(Saved entries)
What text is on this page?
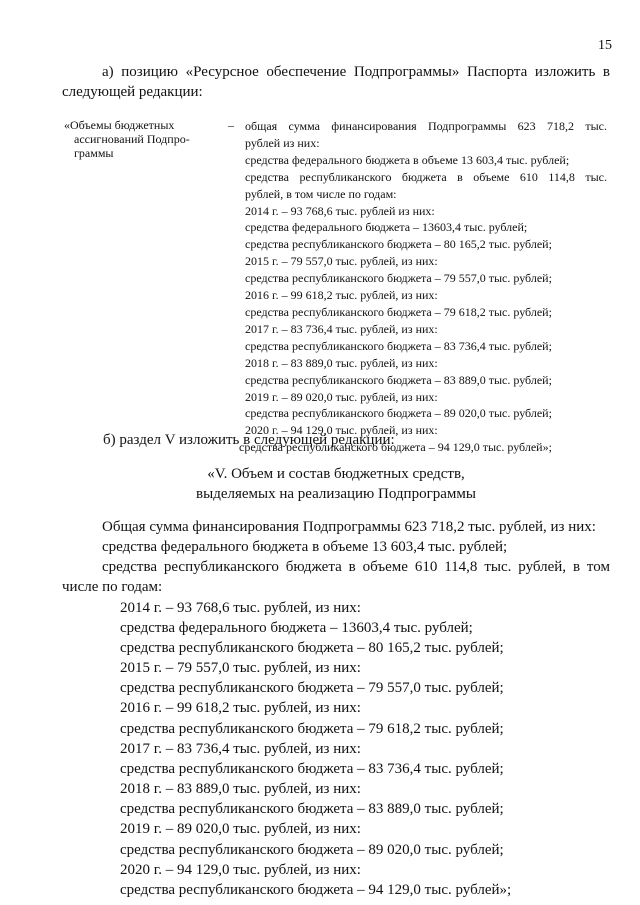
15
а) позицию «Ресурсное обеспечение Подпрограммы» Паспорта изложить в
следующей редакции:
«Объемы бюджетных
ассигнований Подпро-
граммы
– общая сумма финансирования Подпрограммы 623 718,2 тыс.
рублей из них:
средства федерального бюджета в объеме 13 603,4 тыс. рублей;
средства республиканского бюджета в объеме 610 114,8 тыс.
рублей, в том числе по годам:
2014 г. – 93 768,6 тыс. рублей из них:
средства федерального бюджета – 13603,4 тыс. рублей;
средства республиканского бюджета – 80 165,2 тыс. рублей;
2015 г. – 79 557,0 тыс. рублей, из них:
средства республиканского бюджета – 79 557,0 тыс. рублей;
2016 г. – 99 618,2 тыс. рублей, из них:
средства республиканского бюджета – 79 618,2 тыс. рублей;
2017 г. – 83 736,4 тыс. рублей, из них:
средства республиканского бюджета – 83 736,4 тыс. рублей;
2018 г. – 83 889,0 тыс. рублей, из них:
средства республиканского бюджета – 83 889,0 тыс. рублей;
2019 г. – 89 020,0 тыс. рублей, из них:
средства республиканского бюджета – 89 020,0 тыс. рублей;
2020 г. – 94 129,0 тыс. рублей, из них:
средства республиканского бюджета – 94 129,0 тыс. рублей»;
б) раздел V изложить в следующей редакции:
«V. Объем и состав бюджетных средств,
выделяемых на реализацию Подпрограммы
Общая сумма финансирования Подпрограммы 623 718,2 тыс. рублей, из них:
средства федерального бюджета в объеме 13 603,4 тыс. рублей;
средства республиканского бюджета в объеме 610 114,8 тыс. рублей, в том
числе по годам:
2014 г. – 93 768,6 тыс. рублей, из них:
средства федерального бюджета – 13603,4 тыс. рублей;
средства республиканского бюджета – 80 165,2 тыс. рублей;
2015 г. – 79 557,0 тыс. рублей, из них:
средства республиканского бюджета – 79 557,0 тыс. рублей;
2016 г. – 99 618,2 тыс. рублей, из них:
средства республиканского бюджета – 79 618,2 тыс. рублей;
2017 г. – 83 736,4 тыс. рублей, из них:
средства республиканского бюджета – 83 736,4 тыс. рублей;
2018 г. – 83 889,0 тыс. рублей, из них:
средства республиканского бюджета – 83 889,0 тыс. рублей;
2019 г. – 89 020,0 тыс. рублей, из них:
средства республиканского бюджета – 89 020,0 тыс. рублей;
2020 г. – 94 129,0 тыс. рублей, из них:
средства республиканского бюджета – 94 129,0 тыс. рублей»;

# PROBLEM
Output each line exactly; omit every picture.

# RESULT
What text is on this page?
15
а) позицию «Ресурсное обеспечение Подпрограммы» Паспорта изложить в
следующей редакции:
«Объемы бюджетных
ассигнований Подпро-
граммы
– общая сумма финансирования Подпрограммы 623 718,2 тыс.
рублей из них:
средства федерального бюджета в объеме 13 603,4 тыс. рублей;
средства республиканского бюджета в объеме 610 114,8 тыс.
рублей, в том числе по годам:
2014 г. – 93 768,6 тыс. рублей из них:
средства федерального бюджета – 13603,4 тыс. рублей;
средства республиканского бюджета – 80 165,2 тыс. рублей;
2015 г. – 79 557,0 тыс. рублей, из них:
средства республиканского бюджета – 79 557,0 тыс. рублей;
2016 г. – 99 618,2 тыс. рублей, из них:
средства республиканского бюджета – 79 618,2 тыс. рублей;
2017 г. – 83 736,4 тыс. рублей, из них:
средства республиканского бюджета – 83 736,4 тыс. рублей;
2018 г. – 83 889,0 тыс. рублей, из них:
средства республиканского бюджета – 83 889,0 тыс. рублей;
2019 г. – 89 020,0 тыс. рублей, из них:
средства республиканского бюджета – 89 020,0 тыс. рублей;
2020 г. – 94 129,0 тыс. рублей, из них:
средства республиканского бюджета – 94 129,0 тыс. рублей»;
б) раздел V изложить в следующей редакции:
«V. Объем и состав бюджетных средств,
выделяемых на реализацию Подпрограммы
Общая сумма финансирования Подпрограммы 623 718,2 тыс. рублей, из них:
средства федерального бюджета в объеме 13 603,4 тыс. рублей;
средства республиканского бюджета в объеме 610 114,8 тыс. рублей, в том
числе по годам:
2014 г. – 93 768,6 тыс. рублей, из них:
средства федерального бюджета – 13603,4 тыс. рублей;
средства республиканского бюджета – 80 165,2 тыс. рублей;
2015 г. – 79 557,0 тыс. рублей, из них:
средства республиканского бюджета – 79 557,0 тыс. рублей;
2016 г. – 99 618,2 тыс. рублей, из них:
средства республиканского бюджета – 79 618,2 тыс. рублей;
2017 г. – 83 736,4 тыс. рублей, из них:
средства республиканского бюджета – 83 736,4 тыс. рублей;
2018 г. – 83 889,0 тыс. рублей, из них:
средства республиканского бюджета – 83 889,0 тыс. рублей;
2019 г. – 89 020,0 тыс. рублей, из них:
средства республиканского бюджета – 89 020,0 тыс. рублей;
2020 г. – 94 129,0 тыс. рублей, из них:
средства республиканского бюджета – 94 129,0 тыс. рублей»;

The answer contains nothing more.